Dataset entries
-- BEGIN --

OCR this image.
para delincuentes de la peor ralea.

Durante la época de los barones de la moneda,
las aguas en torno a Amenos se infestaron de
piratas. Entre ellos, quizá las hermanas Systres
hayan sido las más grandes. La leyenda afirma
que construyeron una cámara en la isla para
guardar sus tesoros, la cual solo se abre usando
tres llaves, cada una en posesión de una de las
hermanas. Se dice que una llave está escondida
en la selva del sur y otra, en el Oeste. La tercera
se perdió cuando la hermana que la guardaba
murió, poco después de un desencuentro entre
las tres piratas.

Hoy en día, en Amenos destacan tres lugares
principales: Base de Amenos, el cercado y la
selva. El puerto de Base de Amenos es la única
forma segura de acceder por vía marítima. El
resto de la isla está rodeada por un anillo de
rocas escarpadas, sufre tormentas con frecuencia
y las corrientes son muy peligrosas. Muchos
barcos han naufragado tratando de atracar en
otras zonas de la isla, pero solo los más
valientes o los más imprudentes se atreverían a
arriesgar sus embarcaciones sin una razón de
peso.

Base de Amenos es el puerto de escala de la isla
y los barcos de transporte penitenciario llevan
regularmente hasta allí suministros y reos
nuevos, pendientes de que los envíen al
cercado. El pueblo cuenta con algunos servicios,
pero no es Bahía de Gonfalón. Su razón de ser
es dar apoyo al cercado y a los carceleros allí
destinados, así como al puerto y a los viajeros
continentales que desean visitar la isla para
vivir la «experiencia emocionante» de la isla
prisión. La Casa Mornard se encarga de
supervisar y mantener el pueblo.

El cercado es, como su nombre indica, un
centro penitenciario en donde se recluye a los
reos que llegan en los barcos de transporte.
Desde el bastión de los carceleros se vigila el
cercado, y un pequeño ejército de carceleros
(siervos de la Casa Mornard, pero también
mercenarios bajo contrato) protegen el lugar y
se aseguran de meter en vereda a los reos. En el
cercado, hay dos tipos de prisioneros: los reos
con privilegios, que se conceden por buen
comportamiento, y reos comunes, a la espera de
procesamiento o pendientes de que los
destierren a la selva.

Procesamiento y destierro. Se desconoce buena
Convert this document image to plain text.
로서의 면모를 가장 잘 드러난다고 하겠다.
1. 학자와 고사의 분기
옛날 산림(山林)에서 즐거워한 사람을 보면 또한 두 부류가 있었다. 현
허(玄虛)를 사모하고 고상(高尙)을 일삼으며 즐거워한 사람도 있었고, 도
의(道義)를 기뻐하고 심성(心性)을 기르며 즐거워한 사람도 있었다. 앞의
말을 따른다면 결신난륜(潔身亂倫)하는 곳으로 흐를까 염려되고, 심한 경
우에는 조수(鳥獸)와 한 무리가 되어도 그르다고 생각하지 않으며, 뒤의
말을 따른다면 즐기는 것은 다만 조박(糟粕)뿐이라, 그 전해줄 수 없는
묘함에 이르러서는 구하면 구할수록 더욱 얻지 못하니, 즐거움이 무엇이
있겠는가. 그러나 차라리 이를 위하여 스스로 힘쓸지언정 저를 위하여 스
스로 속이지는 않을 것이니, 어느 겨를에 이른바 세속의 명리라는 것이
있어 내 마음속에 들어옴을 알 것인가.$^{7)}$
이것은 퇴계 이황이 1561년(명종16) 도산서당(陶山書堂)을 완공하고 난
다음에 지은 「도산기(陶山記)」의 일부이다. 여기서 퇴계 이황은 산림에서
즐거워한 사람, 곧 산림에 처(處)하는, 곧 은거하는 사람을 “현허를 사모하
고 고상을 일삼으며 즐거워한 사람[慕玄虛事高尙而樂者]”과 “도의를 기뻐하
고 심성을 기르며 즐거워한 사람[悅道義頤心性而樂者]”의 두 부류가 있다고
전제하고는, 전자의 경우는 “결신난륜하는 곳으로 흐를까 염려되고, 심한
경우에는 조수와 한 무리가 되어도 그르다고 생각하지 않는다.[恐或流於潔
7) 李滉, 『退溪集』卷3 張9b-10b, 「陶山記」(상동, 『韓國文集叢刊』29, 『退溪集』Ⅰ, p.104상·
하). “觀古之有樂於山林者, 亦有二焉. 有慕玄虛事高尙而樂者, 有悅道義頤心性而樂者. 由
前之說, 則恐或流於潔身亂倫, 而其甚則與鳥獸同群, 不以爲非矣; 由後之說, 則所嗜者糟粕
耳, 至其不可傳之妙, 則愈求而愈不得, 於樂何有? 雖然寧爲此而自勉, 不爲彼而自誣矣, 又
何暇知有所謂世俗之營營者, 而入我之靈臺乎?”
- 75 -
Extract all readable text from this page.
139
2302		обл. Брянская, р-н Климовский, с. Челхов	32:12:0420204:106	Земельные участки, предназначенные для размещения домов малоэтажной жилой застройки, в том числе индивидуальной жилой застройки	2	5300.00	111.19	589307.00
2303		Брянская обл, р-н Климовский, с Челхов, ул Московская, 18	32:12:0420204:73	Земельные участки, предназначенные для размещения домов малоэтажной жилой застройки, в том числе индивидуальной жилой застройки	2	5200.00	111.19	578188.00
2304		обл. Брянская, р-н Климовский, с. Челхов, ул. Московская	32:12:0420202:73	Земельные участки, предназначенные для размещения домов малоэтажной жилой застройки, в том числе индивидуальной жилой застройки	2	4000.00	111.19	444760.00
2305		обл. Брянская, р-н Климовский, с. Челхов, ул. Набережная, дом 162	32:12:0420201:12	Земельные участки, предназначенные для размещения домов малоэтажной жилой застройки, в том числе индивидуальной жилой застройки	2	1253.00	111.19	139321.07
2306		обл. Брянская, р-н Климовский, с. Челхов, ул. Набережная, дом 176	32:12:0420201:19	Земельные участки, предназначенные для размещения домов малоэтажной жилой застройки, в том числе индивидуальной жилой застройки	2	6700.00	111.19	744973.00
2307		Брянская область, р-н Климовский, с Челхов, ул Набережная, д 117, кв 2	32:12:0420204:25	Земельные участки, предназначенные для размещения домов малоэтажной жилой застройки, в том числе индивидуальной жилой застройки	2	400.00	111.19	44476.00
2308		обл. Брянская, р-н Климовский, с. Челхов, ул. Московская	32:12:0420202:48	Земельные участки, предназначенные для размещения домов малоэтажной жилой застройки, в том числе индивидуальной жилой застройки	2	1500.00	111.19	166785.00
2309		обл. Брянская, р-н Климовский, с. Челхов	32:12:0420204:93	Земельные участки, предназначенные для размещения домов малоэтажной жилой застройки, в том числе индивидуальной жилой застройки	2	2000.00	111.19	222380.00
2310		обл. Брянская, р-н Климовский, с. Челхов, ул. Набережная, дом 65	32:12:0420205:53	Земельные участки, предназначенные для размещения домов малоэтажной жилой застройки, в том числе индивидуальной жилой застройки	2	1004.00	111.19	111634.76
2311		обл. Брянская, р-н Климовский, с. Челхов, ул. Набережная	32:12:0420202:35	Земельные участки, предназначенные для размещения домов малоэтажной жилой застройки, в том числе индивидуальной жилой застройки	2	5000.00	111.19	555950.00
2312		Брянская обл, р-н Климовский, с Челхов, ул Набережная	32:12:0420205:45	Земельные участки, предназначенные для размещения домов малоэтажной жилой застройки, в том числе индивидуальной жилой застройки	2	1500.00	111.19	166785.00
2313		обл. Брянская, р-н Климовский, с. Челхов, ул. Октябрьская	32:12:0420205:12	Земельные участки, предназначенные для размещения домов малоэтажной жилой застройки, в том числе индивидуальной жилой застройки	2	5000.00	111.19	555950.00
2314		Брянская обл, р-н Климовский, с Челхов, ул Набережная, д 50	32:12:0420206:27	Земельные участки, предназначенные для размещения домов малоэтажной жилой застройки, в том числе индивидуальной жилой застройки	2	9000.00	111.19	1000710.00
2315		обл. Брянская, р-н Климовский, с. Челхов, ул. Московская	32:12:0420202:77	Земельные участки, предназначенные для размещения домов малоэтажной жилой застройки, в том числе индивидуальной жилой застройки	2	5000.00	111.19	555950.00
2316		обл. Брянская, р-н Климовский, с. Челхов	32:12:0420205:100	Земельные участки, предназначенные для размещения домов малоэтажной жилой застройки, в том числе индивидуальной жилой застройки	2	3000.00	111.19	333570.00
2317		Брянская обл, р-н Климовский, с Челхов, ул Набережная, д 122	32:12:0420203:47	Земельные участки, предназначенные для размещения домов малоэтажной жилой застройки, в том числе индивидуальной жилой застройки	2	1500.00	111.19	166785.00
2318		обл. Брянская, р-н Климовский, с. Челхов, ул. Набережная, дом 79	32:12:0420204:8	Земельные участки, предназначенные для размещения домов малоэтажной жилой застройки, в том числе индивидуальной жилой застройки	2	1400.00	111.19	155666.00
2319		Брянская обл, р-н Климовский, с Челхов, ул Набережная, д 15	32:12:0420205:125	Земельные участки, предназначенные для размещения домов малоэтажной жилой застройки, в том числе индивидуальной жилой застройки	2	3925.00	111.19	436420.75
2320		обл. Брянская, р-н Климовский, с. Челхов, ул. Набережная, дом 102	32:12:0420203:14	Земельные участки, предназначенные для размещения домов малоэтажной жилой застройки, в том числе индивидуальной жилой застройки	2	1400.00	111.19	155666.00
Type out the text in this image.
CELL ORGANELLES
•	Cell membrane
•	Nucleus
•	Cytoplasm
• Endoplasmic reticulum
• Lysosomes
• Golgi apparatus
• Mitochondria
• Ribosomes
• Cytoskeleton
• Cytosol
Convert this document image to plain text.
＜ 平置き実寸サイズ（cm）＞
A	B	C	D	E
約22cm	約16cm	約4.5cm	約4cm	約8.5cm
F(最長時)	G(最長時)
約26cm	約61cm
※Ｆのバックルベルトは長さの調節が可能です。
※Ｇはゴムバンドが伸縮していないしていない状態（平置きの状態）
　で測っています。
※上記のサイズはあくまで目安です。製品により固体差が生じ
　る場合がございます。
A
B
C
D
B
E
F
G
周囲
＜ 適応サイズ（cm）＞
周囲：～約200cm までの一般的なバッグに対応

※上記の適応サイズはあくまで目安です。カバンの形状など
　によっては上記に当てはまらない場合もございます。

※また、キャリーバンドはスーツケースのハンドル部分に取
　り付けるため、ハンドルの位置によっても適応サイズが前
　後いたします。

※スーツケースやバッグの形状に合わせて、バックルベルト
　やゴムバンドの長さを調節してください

-- END --

- **What to produce**: Look through the lines above and collect those with the word "pero".

- **Finished exercise**:
otras zonas de la isla, pero solo los más
pero no es Bahía de Gonfalón. Su razón de ser
(siervos de la Casa Mornard, pero también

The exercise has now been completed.